[Data records]

------------------------------

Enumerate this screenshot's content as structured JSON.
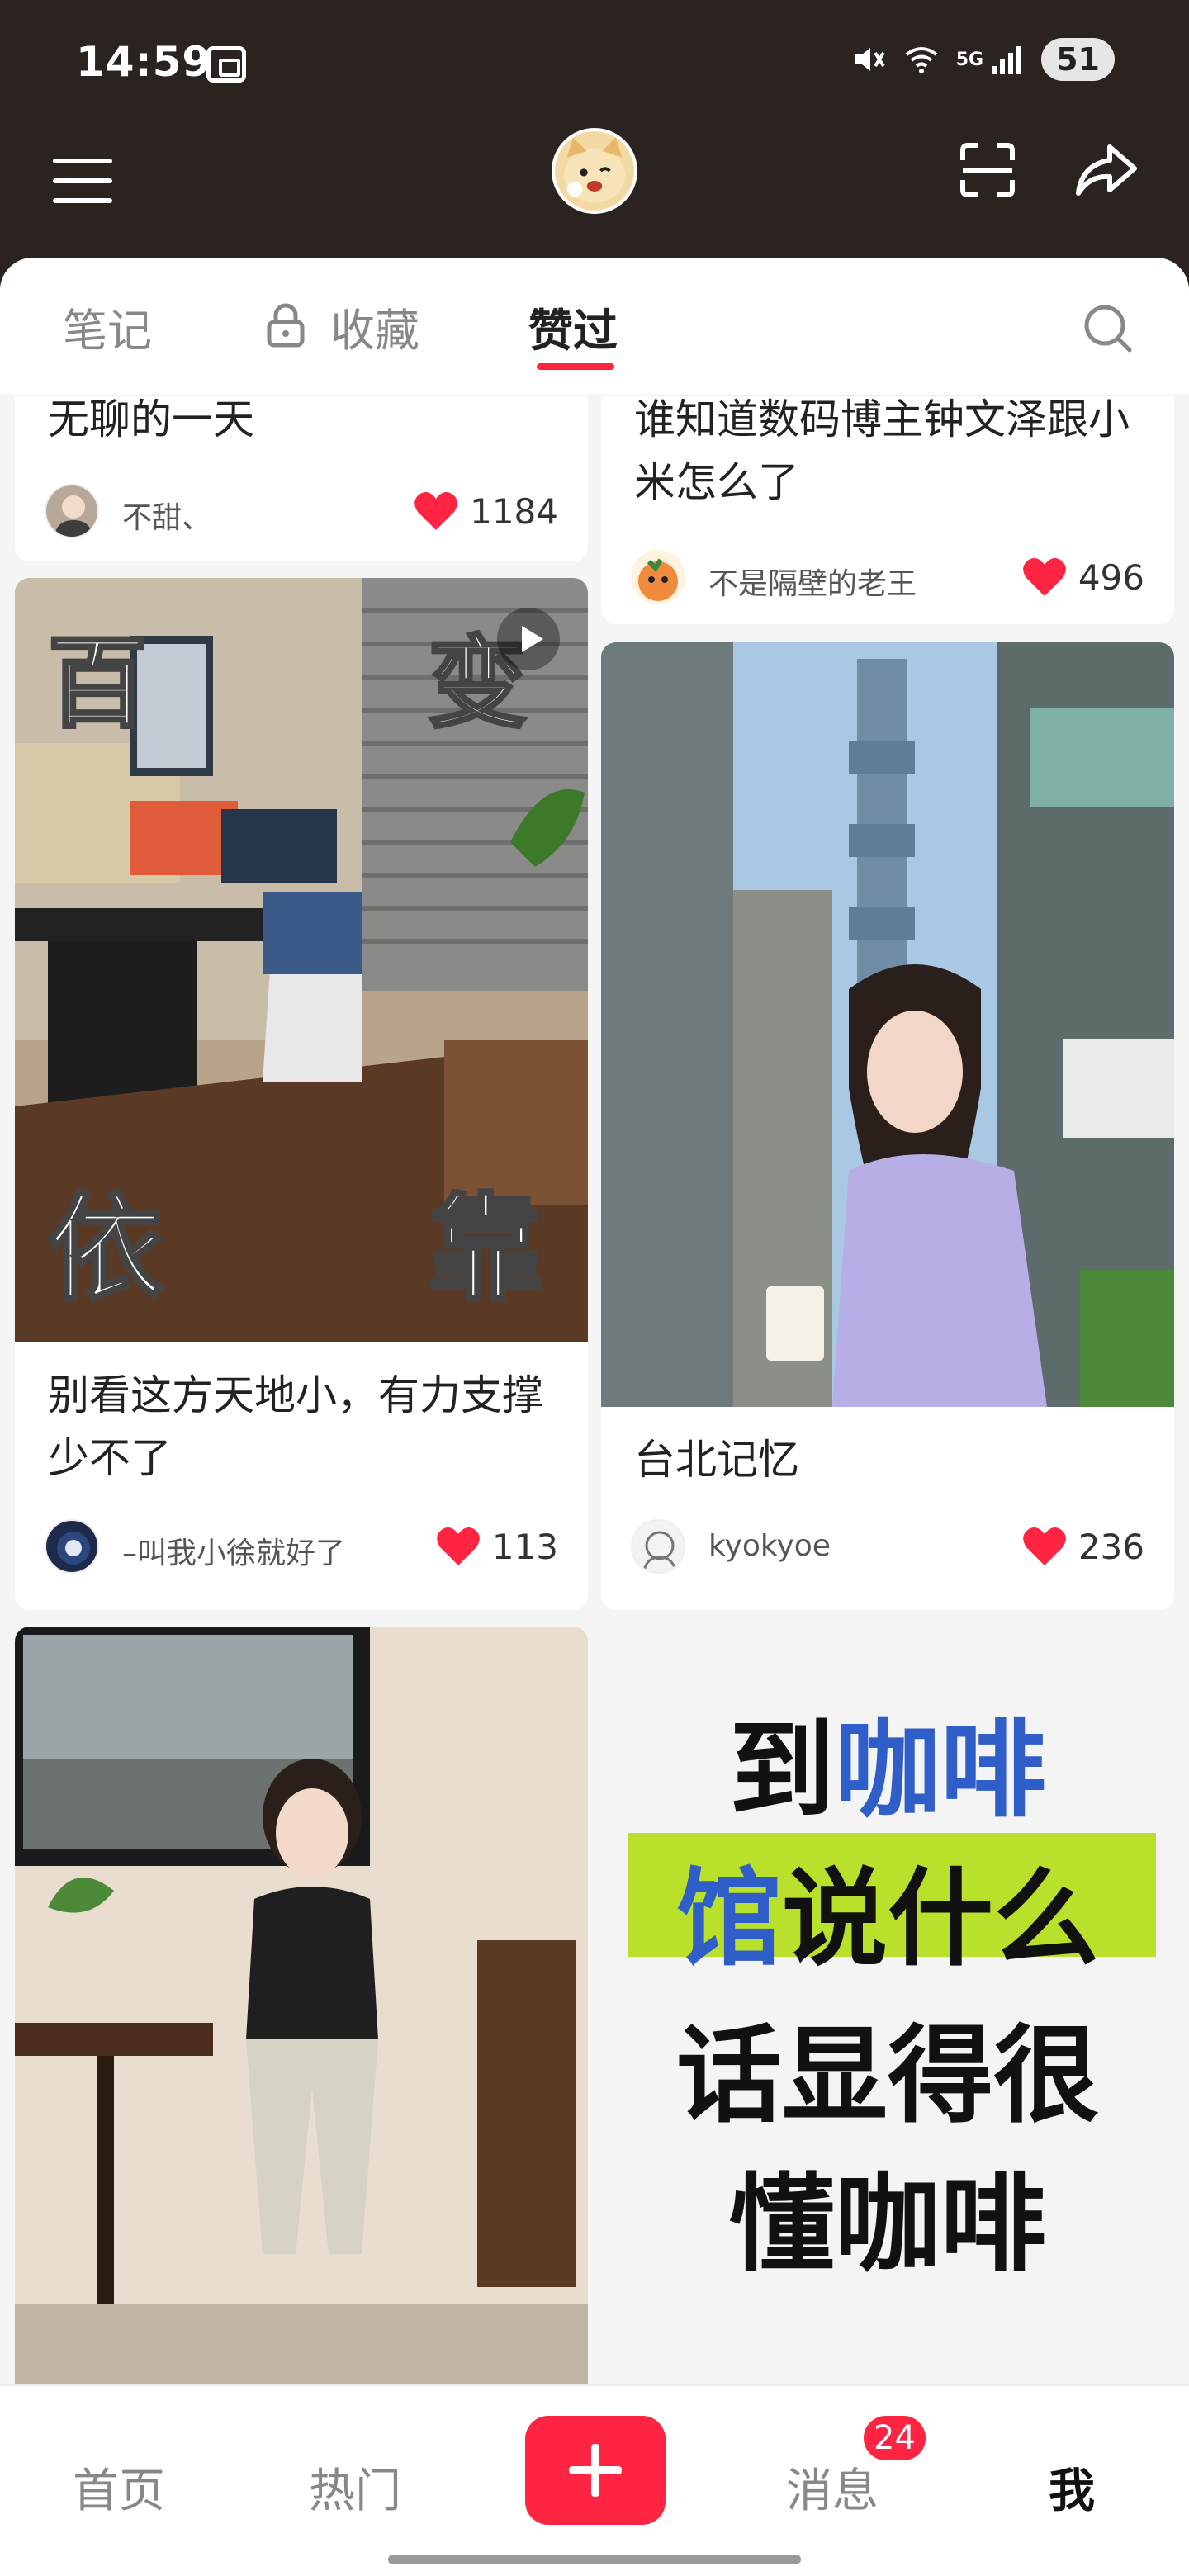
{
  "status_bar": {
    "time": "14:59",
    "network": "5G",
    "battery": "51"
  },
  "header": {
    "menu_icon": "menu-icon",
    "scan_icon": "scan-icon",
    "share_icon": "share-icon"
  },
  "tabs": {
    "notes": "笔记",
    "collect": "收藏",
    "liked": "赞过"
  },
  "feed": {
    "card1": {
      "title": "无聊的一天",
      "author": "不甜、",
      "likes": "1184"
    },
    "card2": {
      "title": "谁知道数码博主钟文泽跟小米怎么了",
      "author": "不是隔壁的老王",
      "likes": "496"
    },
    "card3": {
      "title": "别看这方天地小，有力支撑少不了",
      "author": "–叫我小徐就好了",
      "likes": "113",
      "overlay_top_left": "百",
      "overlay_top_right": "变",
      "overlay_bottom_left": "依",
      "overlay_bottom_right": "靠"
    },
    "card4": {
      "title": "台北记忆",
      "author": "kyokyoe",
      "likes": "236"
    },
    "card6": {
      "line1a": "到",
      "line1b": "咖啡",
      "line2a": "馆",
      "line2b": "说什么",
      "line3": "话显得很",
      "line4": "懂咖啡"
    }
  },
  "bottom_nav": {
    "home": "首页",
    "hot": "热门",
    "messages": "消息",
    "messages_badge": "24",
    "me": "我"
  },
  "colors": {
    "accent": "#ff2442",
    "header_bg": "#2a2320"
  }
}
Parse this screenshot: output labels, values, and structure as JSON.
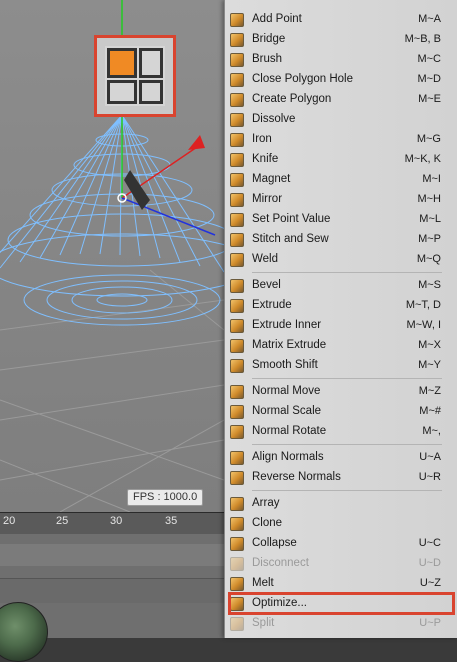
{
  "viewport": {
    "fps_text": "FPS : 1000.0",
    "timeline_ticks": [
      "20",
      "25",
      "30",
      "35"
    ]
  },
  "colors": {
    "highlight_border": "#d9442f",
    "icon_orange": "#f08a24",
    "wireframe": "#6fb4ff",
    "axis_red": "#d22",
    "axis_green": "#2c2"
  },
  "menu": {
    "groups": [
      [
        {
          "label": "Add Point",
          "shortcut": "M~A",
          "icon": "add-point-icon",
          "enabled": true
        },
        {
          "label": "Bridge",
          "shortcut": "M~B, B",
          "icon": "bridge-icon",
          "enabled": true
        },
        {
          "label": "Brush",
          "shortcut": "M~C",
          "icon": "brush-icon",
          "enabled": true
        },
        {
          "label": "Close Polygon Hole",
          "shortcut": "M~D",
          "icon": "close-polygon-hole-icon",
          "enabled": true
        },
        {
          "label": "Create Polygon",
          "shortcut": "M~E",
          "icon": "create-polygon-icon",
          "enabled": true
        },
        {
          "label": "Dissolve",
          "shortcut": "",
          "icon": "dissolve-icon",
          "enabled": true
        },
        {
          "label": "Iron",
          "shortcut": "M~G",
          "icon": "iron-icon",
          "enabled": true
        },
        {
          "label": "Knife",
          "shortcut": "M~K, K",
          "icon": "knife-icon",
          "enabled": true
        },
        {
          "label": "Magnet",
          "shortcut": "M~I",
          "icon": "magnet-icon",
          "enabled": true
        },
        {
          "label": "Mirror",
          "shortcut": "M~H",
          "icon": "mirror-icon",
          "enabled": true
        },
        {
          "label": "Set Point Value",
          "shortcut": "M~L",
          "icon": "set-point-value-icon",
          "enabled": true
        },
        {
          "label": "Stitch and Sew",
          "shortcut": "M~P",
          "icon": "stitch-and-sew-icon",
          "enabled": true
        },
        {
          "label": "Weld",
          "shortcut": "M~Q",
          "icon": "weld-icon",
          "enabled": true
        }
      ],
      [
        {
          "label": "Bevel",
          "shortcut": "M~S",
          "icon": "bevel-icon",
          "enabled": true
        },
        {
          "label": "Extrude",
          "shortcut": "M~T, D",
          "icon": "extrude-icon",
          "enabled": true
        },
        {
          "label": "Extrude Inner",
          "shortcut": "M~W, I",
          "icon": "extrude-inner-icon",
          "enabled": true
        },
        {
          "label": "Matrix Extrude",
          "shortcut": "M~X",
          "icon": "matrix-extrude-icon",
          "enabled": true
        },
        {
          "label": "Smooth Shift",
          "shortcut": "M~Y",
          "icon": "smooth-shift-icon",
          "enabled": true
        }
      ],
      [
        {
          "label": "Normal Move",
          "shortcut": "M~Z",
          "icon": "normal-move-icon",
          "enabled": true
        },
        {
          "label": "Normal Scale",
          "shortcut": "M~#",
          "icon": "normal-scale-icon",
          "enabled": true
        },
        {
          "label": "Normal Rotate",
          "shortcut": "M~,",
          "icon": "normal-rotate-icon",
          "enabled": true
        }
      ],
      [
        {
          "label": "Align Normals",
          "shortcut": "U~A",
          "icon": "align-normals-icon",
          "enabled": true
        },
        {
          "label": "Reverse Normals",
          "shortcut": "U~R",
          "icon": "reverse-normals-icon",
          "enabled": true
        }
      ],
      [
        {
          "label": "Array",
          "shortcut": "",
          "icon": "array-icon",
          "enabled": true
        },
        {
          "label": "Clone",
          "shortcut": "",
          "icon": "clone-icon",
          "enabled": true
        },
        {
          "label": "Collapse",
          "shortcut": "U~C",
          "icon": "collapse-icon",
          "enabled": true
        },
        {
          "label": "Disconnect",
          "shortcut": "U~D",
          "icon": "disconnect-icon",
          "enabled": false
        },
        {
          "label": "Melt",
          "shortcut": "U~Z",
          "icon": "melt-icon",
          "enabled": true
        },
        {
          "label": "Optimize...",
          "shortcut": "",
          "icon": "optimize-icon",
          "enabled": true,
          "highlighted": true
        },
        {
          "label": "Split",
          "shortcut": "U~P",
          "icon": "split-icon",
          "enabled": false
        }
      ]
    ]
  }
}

------------------------------

YOUR TASK — Quote the listing above in full, except for the pictures.

EXERCISE OUTPUT —
Enumerate this screenshot's content as structured JSON.
{
  "status_bar": {
    "time": "14:59",
    "network": "5G",
    "battery": "51"
  },
  "header": {
    "menu_icon": "menu-icon",
    "scan_icon": "scan-icon",
    "share_icon": "share-icon"
  },
  "tabs": {
    "notes": "笔记",
    "collect": "收藏",
    "liked": "赞过"
  },
  "feed": {
    "card1": {
      "title": "无聊的一天",
      "author": "不甜、",
      "likes": "1184"
    },
    "card2": {
      "title": "谁知道数码博主钟文泽跟小米怎么了",
      "author": "不是隔壁的老王",
      "likes": "496"
    },
    "card3": {
      "title": "别看这方天地小，有力支撑少不了",
      "author": "–叫我小徐就好了",
      "likes": "113",
      "overlay_top_left": "百",
      "overlay_top_right": "变",
      "overlay_bottom_left": "依",
      "overlay_bottom_right": "靠"
    },
    "card4": {
      "title": "台北记忆",
      "author": "kyokyoe",
      "likes": "236"
    },
    "card6": {
      "line1a": "到",
      "line1b": "咖啡",
      "line2a": "馆",
      "line2b": "说什么",
      "line3": "话显得很",
      "line4": "懂咖啡"
    }
  },
  "bottom_nav": {
    "home": "首页",
    "hot": "热门",
    "messages": "消息",
    "messages_badge": "24",
    "me": "我"
  },
  "colors": {
    "accent": "#ff2442",
    "header_bg": "#2a2320"
  }
}
Parse this screenshot: output labels, values, and structure as JSON.
{
  "viewport": {
    "fps_text": "FPS : 1000.0",
    "timeline_ticks": [
      "20",
      "25",
      "30",
      "35"
    ]
  },
  "colors": {
    "highlight_border": "#d9442f",
    "icon_orange": "#f08a24",
    "wireframe": "#6fb4ff",
    "axis_red": "#d22",
    "axis_green": "#2c2"
  },
  "menu": {
    "groups": [
      [
        {
          "label": "Add Point",
          "shortcut": "M~A",
          "icon": "add-point-icon",
          "enabled": true
        },
        {
          "label": "Bridge",
          "shortcut": "M~B, B",
          "icon": "bridge-icon",
          "enabled": true
        },
        {
          "label": "Brush",
          "shortcut": "M~C",
          "icon": "brush-icon",
          "enabled": true
        },
        {
          "label": "Close Polygon Hole",
          "shortcut": "M~D",
          "icon": "close-polygon-hole-icon",
          "enabled": true
        },
        {
          "label": "Create Polygon",
          "shortcut": "M~E",
          "icon": "create-polygon-icon",
          "enabled": true
        },
        {
          "label": "Dissolve",
          "shortcut": "",
          "icon": "dissolve-icon",
          "enabled": true
        },
        {
          "label": "Iron",
          "shortcut": "M~G",
          "icon": "iron-icon",
          "enabled": true
        },
        {
          "label": "Knife",
          "shortcut": "M~K, K",
          "icon": "knife-icon",
          "enabled": true
        },
        {
          "label": "Magnet",
          "shortcut": "M~I",
          "icon": "magnet-icon",
          "enabled": true
        },
        {
          "label": "Mirror",
          "shortcut": "M~H",
          "icon": "mirror-icon",
          "enabled": true
        },
        {
          "label": "Set Point Value",
          "shortcut": "M~L",
          "icon": "set-point-value-icon",
          "enabled": true
        },
        {
          "label": "Stitch and Sew",
          "shortcut": "M~P",
          "icon": "stitch-and-sew-icon",
          "enabled": true
        },
        {
          "label": "Weld",
          "shortcut": "M~Q",
          "icon": "weld-icon",
          "enabled": true
        }
      ],
      [
        {
          "label": "Bevel",
          "shortcut": "M~S",
          "icon": "bevel-icon",
          "enabled": true
        },
        {
          "label": "Extrude",
          "shortcut": "M~T, D",
          "icon": "extrude-icon",
          "enabled": true
        },
        {
          "label": "Extrude Inner",
          "shortcut": "M~W, I",
          "icon": "extrude-inner-icon",
          "enabled": true
        },
        {
          "label": "Matrix Extrude",
          "shortcut": "M~X",
          "icon": "matrix-extrude-icon",
          "enabled": true
        },
        {
          "label": "Smooth Shift",
          "shortcut": "M~Y",
          "icon": "smooth-shift-icon",
          "enabled": true
        }
      ],
      [
        {
          "label": "Normal Move",
          "shortcut": "M~Z",
          "icon": "normal-move-icon",
          "enabled": true
        },
        {
          "label": "Normal Scale",
          "shortcut": "M~#",
          "icon": "normal-scale-icon",
          "enabled": true
        },
        {
          "label": "Normal Rotate",
          "shortcut": "M~,",
          "icon": "normal-rotate-icon",
          "enabled": true
        }
      ],
      [
        {
          "label": "Align Normals",
          "shortcut": "U~A",
          "icon": "align-normals-icon",
          "enabled": true
        },
        {
          "label": "Reverse Normals",
          "shortcut": "U~R",
          "icon": "reverse-normals-icon",
          "enabled": true
        }
      ],
      [
        {
          "label": "Array",
          "shortcut": "",
          "icon": "array-icon",
          "enabled": true
        },
        {
          "label": "Clone",
          "shortcut": "",
          "icon": "clone-icon",
          "enabled": true
        },
        {
          "label": "Collapse",
          "shortcut": "U~C",
          "icon": "collapse-icon",
          "enabled": true
        },
        {
          "label": "Disconnect",
          "shortcut": "U~D",
          "icon": "disconnect-icon",
          "enabled": false
        },
        {
          "label": "Melt",
          "shortcut": "U~Z",
          "icon": "melt-icon",
          "enabled": true
        },
        {
          "label": "Optimize...",
          "shortcut": "",
          "icon": "optimize-icon",
          "enabled": true,
          "highlighted": true
        },
        {
          "label": "Split",
          "shortcut": "U~P",
          "icon": "split-icon",
          "enabled": false
        }
      ]
    ]
  }
}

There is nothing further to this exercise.